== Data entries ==

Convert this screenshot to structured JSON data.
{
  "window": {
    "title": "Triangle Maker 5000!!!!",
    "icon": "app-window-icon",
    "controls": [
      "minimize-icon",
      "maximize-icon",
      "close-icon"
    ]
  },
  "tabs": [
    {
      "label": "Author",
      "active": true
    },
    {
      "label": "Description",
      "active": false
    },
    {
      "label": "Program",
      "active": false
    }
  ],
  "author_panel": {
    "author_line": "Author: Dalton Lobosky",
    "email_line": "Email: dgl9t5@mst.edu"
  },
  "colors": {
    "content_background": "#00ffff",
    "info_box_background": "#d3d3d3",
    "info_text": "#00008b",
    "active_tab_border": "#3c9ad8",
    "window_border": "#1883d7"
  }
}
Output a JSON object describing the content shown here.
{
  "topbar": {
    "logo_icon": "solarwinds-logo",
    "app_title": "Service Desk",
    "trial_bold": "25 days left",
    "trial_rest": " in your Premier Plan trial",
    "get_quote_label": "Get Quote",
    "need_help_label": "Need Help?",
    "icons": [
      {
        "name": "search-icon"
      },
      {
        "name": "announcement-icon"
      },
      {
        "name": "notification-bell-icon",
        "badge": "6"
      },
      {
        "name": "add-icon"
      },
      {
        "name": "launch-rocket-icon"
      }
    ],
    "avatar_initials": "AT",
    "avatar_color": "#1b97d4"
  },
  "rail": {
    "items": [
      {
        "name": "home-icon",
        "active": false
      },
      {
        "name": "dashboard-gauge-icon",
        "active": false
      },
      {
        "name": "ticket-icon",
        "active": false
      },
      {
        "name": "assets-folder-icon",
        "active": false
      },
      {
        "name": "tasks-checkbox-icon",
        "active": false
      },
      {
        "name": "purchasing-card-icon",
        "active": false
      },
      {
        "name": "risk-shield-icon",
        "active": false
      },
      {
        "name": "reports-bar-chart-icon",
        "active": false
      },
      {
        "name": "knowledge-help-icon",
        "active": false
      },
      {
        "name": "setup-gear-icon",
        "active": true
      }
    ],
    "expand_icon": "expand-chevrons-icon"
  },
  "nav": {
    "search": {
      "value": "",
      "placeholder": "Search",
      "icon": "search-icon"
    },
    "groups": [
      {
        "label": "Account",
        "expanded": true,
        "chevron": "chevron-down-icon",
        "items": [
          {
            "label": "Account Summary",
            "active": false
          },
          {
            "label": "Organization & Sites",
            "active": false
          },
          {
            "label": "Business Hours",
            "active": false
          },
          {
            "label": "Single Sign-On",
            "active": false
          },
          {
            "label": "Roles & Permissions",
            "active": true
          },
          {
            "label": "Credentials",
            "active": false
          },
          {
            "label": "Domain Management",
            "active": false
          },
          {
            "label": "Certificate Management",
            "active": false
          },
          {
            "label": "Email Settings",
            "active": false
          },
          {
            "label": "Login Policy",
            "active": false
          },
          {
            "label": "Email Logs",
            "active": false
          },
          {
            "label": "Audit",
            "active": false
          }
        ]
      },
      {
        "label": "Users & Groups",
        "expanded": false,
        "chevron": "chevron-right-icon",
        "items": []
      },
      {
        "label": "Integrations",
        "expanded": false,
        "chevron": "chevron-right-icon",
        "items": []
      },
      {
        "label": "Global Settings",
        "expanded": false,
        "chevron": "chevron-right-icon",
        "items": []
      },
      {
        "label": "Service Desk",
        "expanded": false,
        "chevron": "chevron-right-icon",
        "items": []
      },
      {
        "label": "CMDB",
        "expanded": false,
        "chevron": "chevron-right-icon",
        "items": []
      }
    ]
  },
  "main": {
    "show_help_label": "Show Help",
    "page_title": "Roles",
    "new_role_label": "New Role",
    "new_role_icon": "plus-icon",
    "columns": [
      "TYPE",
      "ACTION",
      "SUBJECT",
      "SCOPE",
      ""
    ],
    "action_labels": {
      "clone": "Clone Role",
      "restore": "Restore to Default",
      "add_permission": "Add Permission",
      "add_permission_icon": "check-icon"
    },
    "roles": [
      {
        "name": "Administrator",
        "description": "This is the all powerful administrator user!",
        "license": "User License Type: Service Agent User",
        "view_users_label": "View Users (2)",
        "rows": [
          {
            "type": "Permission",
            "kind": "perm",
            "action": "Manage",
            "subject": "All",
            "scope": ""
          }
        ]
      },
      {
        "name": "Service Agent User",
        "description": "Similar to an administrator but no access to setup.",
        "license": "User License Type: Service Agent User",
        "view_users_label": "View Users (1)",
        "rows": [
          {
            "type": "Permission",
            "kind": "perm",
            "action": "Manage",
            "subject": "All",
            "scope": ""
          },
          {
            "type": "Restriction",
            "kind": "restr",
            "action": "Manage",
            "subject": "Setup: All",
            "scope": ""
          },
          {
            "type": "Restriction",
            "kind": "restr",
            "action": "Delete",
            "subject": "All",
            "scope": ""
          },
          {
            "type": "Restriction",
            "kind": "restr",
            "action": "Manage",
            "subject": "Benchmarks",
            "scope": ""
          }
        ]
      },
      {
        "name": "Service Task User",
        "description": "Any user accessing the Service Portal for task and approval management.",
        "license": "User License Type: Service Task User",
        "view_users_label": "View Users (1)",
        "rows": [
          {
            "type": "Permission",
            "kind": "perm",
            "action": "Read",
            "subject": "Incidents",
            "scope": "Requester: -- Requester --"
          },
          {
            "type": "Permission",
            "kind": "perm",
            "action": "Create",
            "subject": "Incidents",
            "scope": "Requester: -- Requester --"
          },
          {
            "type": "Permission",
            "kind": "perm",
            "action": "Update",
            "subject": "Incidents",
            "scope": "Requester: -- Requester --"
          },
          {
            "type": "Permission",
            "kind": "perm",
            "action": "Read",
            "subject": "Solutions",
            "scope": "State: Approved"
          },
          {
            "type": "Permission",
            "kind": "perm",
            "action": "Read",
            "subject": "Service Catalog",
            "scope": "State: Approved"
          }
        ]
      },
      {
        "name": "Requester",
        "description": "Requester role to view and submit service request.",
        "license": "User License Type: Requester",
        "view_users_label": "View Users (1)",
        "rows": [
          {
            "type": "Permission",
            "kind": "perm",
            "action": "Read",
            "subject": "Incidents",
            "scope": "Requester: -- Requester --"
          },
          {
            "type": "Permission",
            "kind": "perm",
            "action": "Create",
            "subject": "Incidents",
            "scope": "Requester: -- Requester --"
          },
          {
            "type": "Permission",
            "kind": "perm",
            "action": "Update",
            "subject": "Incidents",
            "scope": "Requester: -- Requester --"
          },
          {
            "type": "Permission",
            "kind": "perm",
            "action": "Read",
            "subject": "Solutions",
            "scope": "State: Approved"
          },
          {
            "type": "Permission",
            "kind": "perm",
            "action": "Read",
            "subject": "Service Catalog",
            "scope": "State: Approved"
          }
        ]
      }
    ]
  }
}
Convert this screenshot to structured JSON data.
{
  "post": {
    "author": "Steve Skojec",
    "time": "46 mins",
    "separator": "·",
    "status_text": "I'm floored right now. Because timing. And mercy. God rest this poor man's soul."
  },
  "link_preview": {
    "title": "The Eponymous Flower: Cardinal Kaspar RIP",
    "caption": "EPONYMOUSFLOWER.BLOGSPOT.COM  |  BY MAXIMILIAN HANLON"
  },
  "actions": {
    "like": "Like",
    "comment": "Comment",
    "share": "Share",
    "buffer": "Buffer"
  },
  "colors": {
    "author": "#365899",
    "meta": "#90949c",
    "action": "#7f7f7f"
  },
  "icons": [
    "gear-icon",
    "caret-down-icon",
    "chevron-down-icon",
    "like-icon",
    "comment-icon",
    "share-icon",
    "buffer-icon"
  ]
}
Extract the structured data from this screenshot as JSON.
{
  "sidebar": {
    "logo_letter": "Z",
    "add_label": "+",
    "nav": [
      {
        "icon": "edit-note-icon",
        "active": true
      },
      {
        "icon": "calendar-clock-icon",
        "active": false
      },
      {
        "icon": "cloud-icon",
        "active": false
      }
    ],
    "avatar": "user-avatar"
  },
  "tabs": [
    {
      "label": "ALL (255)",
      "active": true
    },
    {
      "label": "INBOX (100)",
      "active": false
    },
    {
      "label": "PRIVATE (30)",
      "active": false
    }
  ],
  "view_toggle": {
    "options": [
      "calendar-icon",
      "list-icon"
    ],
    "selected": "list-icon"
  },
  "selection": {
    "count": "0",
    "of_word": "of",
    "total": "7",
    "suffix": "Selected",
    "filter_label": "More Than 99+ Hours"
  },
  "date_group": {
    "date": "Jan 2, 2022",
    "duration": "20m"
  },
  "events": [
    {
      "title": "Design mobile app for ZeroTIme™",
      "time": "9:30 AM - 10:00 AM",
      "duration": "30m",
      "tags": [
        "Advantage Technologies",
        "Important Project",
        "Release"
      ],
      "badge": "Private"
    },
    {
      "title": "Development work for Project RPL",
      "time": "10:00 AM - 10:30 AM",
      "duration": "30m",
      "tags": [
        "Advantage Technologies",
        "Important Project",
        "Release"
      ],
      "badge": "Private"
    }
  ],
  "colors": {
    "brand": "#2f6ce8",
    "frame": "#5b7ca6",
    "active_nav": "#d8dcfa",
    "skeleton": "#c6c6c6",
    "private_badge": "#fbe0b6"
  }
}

== The problem ==
Filter the records above for lines containing the word "JSON", and copy those lines.

== Correct result ==
Convert this screenshot to structured JSON data.
Output a JSON object describing the content shown here.
Convert this screenshot to structured JSON data.
Extract the structured data from this screenshot as JSON.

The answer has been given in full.